== INFORMATION SUPPLIED ==

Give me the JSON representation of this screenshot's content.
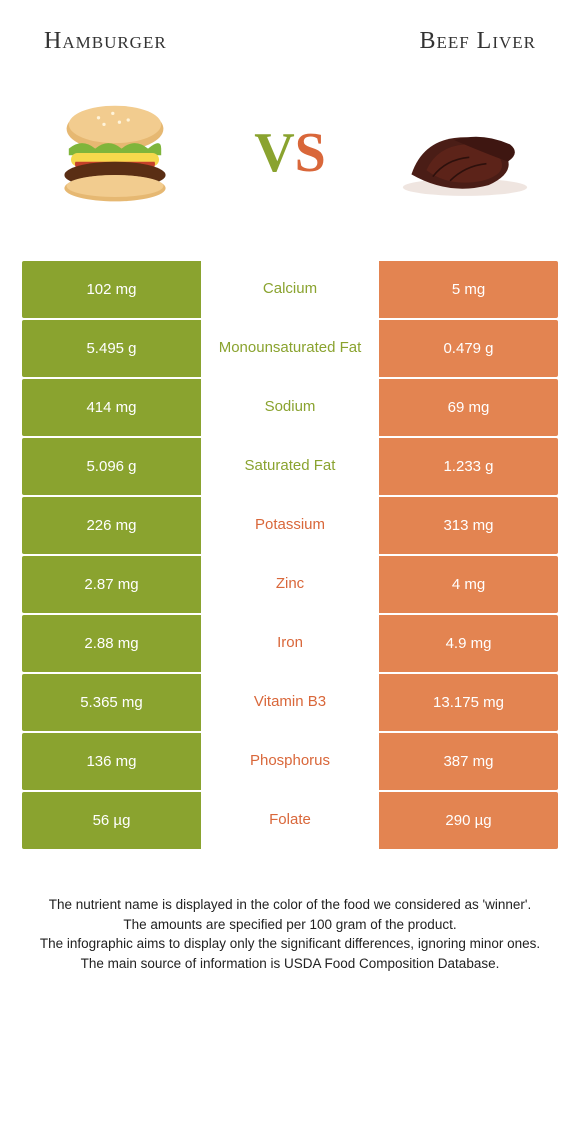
{
  "header": {
    "left": "Hamburger",
    "right": "Beef Liver"
  },
  "colors": {
    "green": "#8aa32f",
    "orange": "#e38451",
    "orange_text": "#d9673a"
  },
  "rows": [
    {
      "left": "102 mg",
      "mid": "Calcium",
      "right": "5 mg",
      "winner": "left"
    },
    {
      "left": "5.495 g",
      "mid": "Monounsaturated Fat",
      "right": "0.479 g",
      "winner": "left"
    },
    {
      "left": "414 mg",
      "mid": "Sodium",
      "right": "69 mg",
      "winner": "left"
    },
    {
      "left": "5.096 g",
      "mid": "Saturated Fat",
      "right": "1.233 g",
      "winner": "left"
    },
    {
      "left": "226 mg",
      "mid": "Potassium",
      "right": "313 mg",
      "winner": "right"
    },
    {
      "left": "2.87 mg",
      "mid": "Zinc",
      "right": "4 mg",
      "winner": "right"
    },
    {
      "left": "2.88 mg",
      "mid": "Iron",
      "right": "4.9 mg",
      "winner": "right"
    },
    {
      "left": "5.365 mg",
      "mid": "Vitamin B3",
      "right": "13.175 mg",
      "winner": "right"
    },
    {
      "left": "136 mg",
      "mid": "Phosphorus",
      "right": "387 mg",
      "winner": "right"
    },
    {
      "left": "56 µg",
      "mid": "Folate",
      "right": "290 µg",
      "winner": "right"
    }
  ],
  "footer": {
    "l1": "The nutrient name is displayed in the color of the food we considered as 'winner'.",
    "l2": "The amounts are specified per 100 gram of the product.",
    "l3": "The infographic aims to display only the significant differences, ignoring minor ones.",
    "l4": "The main source of information is USDA Food Composition Database."
  }
}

===

# SET TASK
Copy each line of the records precisely and drop any images they hold.

# RESULT BELOW
Give me the JSON representation of this screenshot's content.
{
  "header": {
    "left": "Hamburger",
    "right": "Beef Liver"
  },
  "colors": {
    "green": "#8aa32f",
    "orange": "#e38451",
    "orange_text": "#d9673a"
  },
  "rows": [
    {
      "left": "102 mg",
      "mid": "Calcium",
      "right": "5 mg",
      "winner": "left"
    },
    {
      "left": "5.495 g",
      "mid": "Monounsaturated Fat",
      "right": "0.479 g",
      "winner": "left"
    },
    {
      "left": "414 mg",
      "mid": "Sodium",
      "right": "69 mg",
      "winner": "left"
    },
    {
      "left": "5.096 g",
      "mid": "Saturated Fat",
      "right": "1.233 g",
      "winner": "left"
    },
    {
      "left": "226 mg",
      "mid": "Potassium",
      "right": "313 mg",
      "winner": "right"
    },
    {
      "left": "2.87 mg",
      "mid": "Zinc",
      "right": "4 mg",
      "winner": "right"
    },
    {
      "left": "2.88 mg",
      "mid": "Iron",
      "right": "4.9 mg",
      "winner": "right"
    },
    {
      "left": "5.365 mg",
      "mid": "Vitamin B3",
      "right": "13.175 mg",
      "winner": "right"
    },
    {
      "left": "136 mg",
      "mid": "Phosphorus",
      "right": "387 mg",
      "winner": "right"
    },
    {
      "left": "56 µg",
      "mid": "Folate",
      "right": "290 µg",
      "winner": "right"
    }
  ],
  "footer": {
    "l1": "The nutrient name is displayed in the color of the food we considered as 'winner'.",
    "l2": "The amounts are specified per 100 gram of the product.",
    "l3": "The infographic aims to display only the significant differences, ignoring minor ones.",
    "l4": "The main source of information is USDA Food Composition Database."
  }
}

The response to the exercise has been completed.